Records:
━━━━━━━━━━

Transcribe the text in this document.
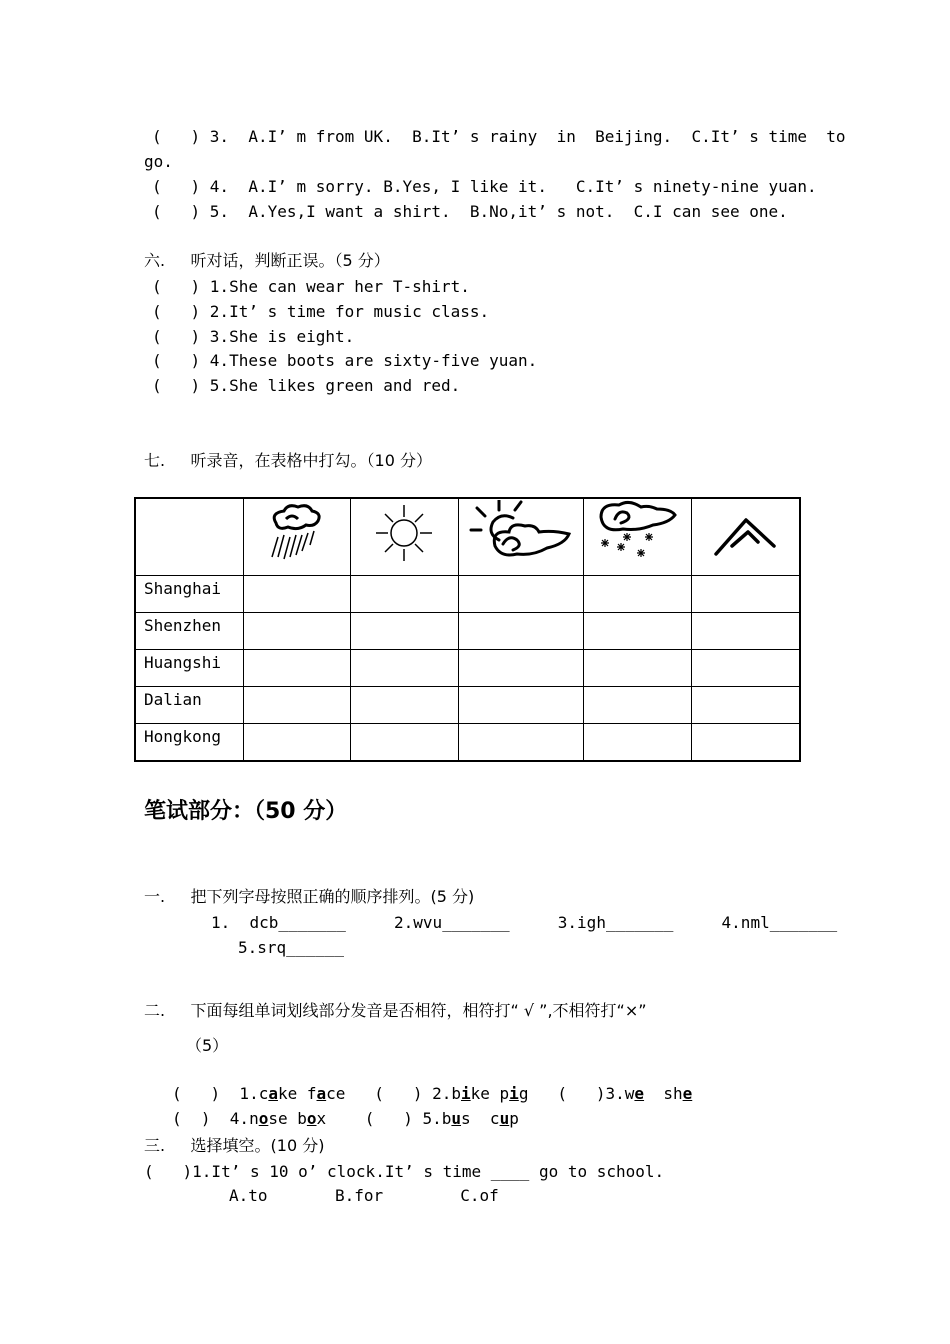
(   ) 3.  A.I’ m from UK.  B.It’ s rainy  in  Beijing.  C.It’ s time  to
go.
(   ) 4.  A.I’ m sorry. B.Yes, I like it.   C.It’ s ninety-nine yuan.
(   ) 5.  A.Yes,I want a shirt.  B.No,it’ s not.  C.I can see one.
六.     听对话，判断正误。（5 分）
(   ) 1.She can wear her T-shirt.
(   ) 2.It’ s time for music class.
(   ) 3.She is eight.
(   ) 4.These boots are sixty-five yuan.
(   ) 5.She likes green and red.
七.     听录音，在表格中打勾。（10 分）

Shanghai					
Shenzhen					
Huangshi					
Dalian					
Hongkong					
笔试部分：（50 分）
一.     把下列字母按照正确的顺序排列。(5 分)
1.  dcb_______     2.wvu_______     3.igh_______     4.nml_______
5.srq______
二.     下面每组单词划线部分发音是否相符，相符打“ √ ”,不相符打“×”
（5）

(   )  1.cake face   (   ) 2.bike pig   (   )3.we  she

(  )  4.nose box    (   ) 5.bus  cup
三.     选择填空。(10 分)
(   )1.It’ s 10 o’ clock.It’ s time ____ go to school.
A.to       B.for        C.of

━━━━━━━━━━

**Given request**.
All of the data above should be quoted exactly, except for the pictures.

**Response to this exercise**.
Transcribe the text in this document.
(   ) 3.  A.I’ m from UK.  B.It’ s rainy  in  Beijing.  C.It’ s time  to
go.
(   ) 4.  A.I’ m sorry. B.Yes, I like it.   C.It’ s ninety-nine yuan.
(   ) 5.  A.Yes,I want a shirt.  B.No,it’ s not.  C.I can see one.
六.     听对话，判断正误。（5 分）
(   ) 1.She can wear her T-shirt.
(   ) 2.It’ s time for music class.
(   ) 3.She is eight.
(   ) 4.These boots are sixty-five yuan.
(   ) 5.She likes green and red.
七.     听录音，在表格中打勾。（10 分）

Shanghai					
Shenzhen					
Huangshi					
Dalian					
Hongkong					
笔试部分：（50 分）
一.     把下列字母按照正确的顺序排列。(5 分)
1.  dcb_______     2.wvu_______     3.igh_______     4.nml_______
5.srq______
二.     下面每组单词划线部分发音是否相符，相符打“ √ ”,不相符打“×”
（5）

(   )  1.cake face   (   ) 2.bike pig   (   )3.we  she

(  )  4.nose box    (   ) 5.bus  cup
三.     选择填空。(10 分)
(   )1.It’ s 10 o’ clock.It’ s time ____ go to school.
A.to       B.for        C.of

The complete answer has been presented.